* Document section *
╔══

I'm considering Google as a broken search engine.
SandBox, overating links - link farm impact, hilltop oligarchy, big sites oligarchy, 2x32 double index as not able to go on 64Bit therefore sites dumped in secondary index, 301 redirects not working, 302 page hijacking...
There are a lot of faults they have to be blamed for doing nothing to solve it out.
But the sandbox massacre is a real crime they are responsible for to the Web community:
They dump about a year now 90 % of the new opened domains into a secondary index (mainly its assumed tha G$$gle is be not able to go over the 32 Bit barrier for siteids as all money is pumped in opening new shops and not in the core bussines SE) and thus never pop up in top SERPs. But as well a lot of this sites would in Googles normal algo if not Google would filter them out.
They block 1 year of 10 Internet year - what a crime!
Try this to see unfiltered results:
keyword keyword -asdf -asdf -asdf -asdf -asdf -asdf -asdf -asdf -asdf -asdf -asdf -asdf -asdf
Or see all the great new domains filtered out for your keywords here.
Since that is what Google et are focussing on, or trying to. Don't go for the SEO trick of the day, since it will mean your site will drop when something changes. My experience is: write content. Watching the SERPs, tweaking your pages constantly, and checking your PR is a waste of time if you do it all the time. Add pages, and focus on the content. If your visitors like your pages, you get more links, and in the end that works better than the hack of the week. I am able to get 300+ visitors/day every month by just writing content. Other sites, blogs etc. link, my PageRank increases (currently 7). It goes more slow, but I am sure when Google tweaks its algorithm, I will keep my good position, or even go up a bit.

╚══

* The data *
╔══

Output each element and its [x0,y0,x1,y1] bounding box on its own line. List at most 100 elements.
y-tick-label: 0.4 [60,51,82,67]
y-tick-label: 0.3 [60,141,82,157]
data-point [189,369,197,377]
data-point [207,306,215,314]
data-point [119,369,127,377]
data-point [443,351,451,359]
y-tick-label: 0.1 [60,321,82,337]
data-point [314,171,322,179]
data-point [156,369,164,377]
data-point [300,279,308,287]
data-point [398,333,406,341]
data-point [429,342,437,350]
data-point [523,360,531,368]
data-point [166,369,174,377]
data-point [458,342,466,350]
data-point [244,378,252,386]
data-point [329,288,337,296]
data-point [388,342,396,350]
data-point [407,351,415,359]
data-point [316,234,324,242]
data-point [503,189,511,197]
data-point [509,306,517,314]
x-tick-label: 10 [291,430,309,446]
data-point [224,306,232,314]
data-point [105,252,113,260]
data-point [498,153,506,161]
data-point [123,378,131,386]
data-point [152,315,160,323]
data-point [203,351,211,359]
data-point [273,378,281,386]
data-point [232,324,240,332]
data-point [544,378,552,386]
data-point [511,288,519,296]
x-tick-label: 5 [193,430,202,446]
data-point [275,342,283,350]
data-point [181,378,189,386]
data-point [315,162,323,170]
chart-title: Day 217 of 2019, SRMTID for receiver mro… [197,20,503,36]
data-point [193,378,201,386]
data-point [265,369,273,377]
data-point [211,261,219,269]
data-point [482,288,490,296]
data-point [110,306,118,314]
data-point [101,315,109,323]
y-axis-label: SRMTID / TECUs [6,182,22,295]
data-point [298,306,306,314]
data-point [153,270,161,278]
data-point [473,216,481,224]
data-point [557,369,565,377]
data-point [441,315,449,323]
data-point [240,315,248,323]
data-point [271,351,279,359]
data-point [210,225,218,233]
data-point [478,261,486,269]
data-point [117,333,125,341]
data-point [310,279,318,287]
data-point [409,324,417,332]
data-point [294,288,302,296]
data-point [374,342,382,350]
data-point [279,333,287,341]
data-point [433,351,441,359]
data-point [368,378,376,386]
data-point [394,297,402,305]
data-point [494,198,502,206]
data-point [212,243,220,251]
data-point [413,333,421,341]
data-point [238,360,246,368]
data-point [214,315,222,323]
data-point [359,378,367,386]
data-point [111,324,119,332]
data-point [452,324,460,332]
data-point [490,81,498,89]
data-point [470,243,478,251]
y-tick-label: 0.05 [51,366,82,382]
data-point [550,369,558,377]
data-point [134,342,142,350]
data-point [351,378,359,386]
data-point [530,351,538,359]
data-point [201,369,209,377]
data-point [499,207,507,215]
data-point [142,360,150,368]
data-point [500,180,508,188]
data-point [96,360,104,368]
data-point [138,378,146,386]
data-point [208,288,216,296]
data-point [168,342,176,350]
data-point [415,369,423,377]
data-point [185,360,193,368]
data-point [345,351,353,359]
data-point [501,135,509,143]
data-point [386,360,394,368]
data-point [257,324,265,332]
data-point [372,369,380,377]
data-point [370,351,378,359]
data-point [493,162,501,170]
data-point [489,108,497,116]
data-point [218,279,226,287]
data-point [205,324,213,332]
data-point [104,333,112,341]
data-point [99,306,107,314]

╚══

* Problems and tasks *
(1) In the forum post about Google's sandbox filter, substitute "monopoly" for "oligarchy" and give the passage starting at "I'm considering Google" and ending at "solve it out.".
(2) Pick up the forum post about Google's sandbox filter after its last sentence and keep writing it.

* Written answers *
(1)
I'm considering Google as a broken search engine.
SandBox, overating links - link farm impact, hilltop monopoly, big sites monopoly, 2x32 double index as not able to go on 64Bit therefore sites dumped in secondary index, 301 redirects not working, 302 page hijacking...
There are a lot of faults they have to be blamed for doing nothing to solve it out.

(2)
Perl Programmer for hire
I don't think search engine optimization is any different from any other kinds of marketing. You have anything from honest marketing, to really sleezy marketing techniques. Some ads leads to products that lives up to the promise, most ads leads to products that are totally bogus.
The issue today is that you can have a great site that no one will notice unless you at least make some rudimentary attempts to market it i.e. make it known to other people.
My own pet peeve is that I'm tired of searching for information on the web, just to get page after page of information telling me where I can buy a book about it.
His whole premise is anecdotally wrong based on the fact that paid placement exists. Businesses do not spend money on advertising which does not work. People find places to buy via search engines, and paid placement gets you there. Therefore, placement in search engines does work. Therefore, if you can get more hits via spending on SEO than you can via paid placement, you will spend it.
You don't "need more". If someone searches for "widget" to buy it, and you're #1, they'll click you and quite possibly buy from you; at most, they're likely to compare a couple sites to determine best price, get a feel for reputability (ie, your site "looks" legitimate), and other factors (testimonials? Ease of use? payment methods accepted?). But ultimately, if someone goes to a search engine to find a place to buy something, the paid results and the top few results are where they will buy.
What I want to know is, why does google not have an uber-customizeable "user profile" page where you can specify custom search modifiers via a pull-down menu, label them what you want, and then apply them to your searches as you go?
THeir "advanced search" does not include anywhere near all of the actual features which google supports, and its a shame as its sometimes difficult to figure out how to do some of the stuff.
~/ssh slashdot.org ssh: connect to host slashdot.org port 22: too many beers
Handing stupid money to a spammer^W Search Engine Optimizer is much easier.
Granted, given two companies, one who is doing all of the hard work, and one that is doing the stupid stuff, I know where my money will go.